GIVEN INSTRUCTION -
Return the data exactly as it appears, starting at the first line and ending with the line containing "table-cell: 6258096 bbox=[870, 214, 932, 316]", both included.

Bounding box annotations
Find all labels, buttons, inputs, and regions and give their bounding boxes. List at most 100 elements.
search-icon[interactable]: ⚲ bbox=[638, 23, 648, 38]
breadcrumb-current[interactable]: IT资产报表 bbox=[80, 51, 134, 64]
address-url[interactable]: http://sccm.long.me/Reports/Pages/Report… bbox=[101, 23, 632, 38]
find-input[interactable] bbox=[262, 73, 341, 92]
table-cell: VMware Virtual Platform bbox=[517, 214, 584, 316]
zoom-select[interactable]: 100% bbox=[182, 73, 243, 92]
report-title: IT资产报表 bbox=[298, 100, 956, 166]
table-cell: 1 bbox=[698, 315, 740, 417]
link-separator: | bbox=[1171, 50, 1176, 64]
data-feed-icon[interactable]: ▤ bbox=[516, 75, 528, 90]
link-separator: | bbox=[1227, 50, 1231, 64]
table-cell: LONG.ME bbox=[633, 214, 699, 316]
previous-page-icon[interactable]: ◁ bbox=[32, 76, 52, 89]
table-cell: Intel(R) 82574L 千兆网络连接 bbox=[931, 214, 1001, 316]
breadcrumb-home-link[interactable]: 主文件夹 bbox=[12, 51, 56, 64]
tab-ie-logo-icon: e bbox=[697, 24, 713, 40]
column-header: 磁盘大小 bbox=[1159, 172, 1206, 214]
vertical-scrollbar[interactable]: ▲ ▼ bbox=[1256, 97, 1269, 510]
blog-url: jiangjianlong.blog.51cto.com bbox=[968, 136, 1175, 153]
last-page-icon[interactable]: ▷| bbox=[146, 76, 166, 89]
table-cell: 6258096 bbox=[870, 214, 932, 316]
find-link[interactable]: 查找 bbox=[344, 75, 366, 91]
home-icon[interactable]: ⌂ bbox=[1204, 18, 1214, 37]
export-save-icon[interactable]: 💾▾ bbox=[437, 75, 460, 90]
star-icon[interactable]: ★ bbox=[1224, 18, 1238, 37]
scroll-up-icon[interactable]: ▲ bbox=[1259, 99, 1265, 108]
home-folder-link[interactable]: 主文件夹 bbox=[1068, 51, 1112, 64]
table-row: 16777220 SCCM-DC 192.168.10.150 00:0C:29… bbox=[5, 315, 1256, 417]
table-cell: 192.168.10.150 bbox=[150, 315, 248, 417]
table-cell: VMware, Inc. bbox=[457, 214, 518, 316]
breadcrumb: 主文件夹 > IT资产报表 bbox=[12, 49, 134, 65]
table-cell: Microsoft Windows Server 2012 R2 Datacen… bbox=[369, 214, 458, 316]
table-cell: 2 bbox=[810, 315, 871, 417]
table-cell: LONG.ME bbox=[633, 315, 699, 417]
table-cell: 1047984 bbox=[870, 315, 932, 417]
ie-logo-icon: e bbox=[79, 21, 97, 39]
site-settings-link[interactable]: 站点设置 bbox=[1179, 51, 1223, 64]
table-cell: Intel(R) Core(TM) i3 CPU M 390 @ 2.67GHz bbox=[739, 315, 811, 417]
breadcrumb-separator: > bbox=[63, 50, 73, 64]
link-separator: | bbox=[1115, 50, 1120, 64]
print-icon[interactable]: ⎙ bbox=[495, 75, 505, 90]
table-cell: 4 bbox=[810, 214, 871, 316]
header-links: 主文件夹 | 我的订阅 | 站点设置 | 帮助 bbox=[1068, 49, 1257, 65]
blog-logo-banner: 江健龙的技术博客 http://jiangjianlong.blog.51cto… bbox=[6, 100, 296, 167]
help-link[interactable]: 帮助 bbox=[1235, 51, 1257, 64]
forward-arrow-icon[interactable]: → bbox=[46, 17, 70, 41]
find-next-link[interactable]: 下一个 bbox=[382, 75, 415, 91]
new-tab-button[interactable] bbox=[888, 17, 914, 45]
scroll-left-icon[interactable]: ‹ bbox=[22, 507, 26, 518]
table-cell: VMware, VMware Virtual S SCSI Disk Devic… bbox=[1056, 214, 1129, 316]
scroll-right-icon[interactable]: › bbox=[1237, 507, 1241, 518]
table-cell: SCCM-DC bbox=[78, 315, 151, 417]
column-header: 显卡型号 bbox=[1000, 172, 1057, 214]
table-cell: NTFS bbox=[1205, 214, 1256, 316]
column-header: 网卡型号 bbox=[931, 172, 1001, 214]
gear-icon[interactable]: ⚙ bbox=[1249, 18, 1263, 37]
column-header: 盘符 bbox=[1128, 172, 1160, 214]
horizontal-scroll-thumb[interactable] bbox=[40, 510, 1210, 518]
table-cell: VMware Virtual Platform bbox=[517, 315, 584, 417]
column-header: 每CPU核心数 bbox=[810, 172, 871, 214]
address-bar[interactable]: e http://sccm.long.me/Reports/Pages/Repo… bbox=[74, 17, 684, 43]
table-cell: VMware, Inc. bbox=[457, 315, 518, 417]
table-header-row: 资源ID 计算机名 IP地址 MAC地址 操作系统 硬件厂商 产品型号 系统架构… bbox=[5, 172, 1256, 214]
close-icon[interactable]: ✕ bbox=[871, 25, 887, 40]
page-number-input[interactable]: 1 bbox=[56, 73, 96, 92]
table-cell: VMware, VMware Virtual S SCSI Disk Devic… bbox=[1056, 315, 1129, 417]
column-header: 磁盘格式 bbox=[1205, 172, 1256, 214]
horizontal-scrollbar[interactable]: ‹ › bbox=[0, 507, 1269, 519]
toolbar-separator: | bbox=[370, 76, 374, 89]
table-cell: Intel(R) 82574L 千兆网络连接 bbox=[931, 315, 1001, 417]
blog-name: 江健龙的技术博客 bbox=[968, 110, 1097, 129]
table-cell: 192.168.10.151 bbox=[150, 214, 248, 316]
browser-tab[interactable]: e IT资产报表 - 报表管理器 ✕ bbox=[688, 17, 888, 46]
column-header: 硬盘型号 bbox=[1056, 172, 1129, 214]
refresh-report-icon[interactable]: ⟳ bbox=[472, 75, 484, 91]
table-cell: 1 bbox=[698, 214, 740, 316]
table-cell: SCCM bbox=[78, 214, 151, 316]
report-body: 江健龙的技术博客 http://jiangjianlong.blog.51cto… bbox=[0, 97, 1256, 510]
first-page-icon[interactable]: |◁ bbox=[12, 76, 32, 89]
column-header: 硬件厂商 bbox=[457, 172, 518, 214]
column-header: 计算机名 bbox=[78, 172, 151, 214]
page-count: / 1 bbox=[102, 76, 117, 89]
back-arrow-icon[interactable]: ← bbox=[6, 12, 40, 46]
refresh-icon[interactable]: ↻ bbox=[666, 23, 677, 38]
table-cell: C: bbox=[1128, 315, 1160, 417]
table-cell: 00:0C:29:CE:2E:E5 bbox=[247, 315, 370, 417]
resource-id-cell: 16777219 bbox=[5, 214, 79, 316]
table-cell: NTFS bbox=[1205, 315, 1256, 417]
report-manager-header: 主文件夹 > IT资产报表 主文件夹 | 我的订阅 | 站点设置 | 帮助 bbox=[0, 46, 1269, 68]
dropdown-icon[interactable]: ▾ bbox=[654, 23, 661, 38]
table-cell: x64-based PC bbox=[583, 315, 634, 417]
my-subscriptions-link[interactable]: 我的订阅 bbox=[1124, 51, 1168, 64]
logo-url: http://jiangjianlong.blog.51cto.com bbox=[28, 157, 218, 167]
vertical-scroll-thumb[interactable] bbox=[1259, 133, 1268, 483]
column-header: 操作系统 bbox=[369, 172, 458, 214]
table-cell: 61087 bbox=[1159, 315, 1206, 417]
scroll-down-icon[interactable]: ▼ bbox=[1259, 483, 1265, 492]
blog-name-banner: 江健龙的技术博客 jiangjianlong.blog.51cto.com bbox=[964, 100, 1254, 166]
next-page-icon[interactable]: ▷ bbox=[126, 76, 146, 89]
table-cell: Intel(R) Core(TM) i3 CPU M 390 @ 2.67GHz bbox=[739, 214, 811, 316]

RESULT FOR THIS EXERCISE -
Find all labels, buttons, inputs, and regions and give their bounding boxes. List at most 100 elements.
search-icon[interactable]: ⚲ bbox=[638, 23, 648, 38]
breadcrumb-current[interactable]: IT资产报表 bbox=[80, 51, 134, 64]
address-url[interactable]: http://sccm.long.me/Reports/Pages/Report… bbox=[101, 23, 632, 38]
find-input[interactable] bbox=[262, 73, 341, 92]
table-cell: VMware Virtual Platform bbox=[517, 214, 584, 316]
zoom-select[interactable]: 100% bbox=[182, 73, 243, 92]
report-title: IT资产报表 bbox=[298, 100, 956, 166]
table-cell: 1 bbox=[698, 315, 740, 417]
link-separator: | bbox=[1171, 50, 1176, 64]
data-feed-icon[interactable]: ▤ bbox=[516, 75, 528, 90]
link-separator: | bbox=[1227, 50, 1231, 64]
table-cell: LONG.ME bbox=[633, 214, 699, 316]
previous-page-icon[interactable]: ◁ bbox=[32, 76, 52, 89]
table-cell: Intel(R) 82574L 千兆网络连接 bbox=[931, 214, 1001, 316]
breadcrumb-home-link[interactable]: 主文件夹 bbox=[12, 51, 56, 64]
tab-ie-logo-icon: e bbox=[697, 24, 713, 40]
column-header: 磁盘大小 bbox=[1159, 172, 1206, 214]
vertical-scrollbar[interactable]: ▲ ▼ bbox=[1256, 97, 1269, 510]
blog-url: jiangjianlong.blog.51cto.com bbox=[968, 136, 1175, 153]
last-page-icon[interactable]: ▷| bbox=[146, 76, 166, 89]
table-cell: 6258096 bbox=[870, 214, 932, 316]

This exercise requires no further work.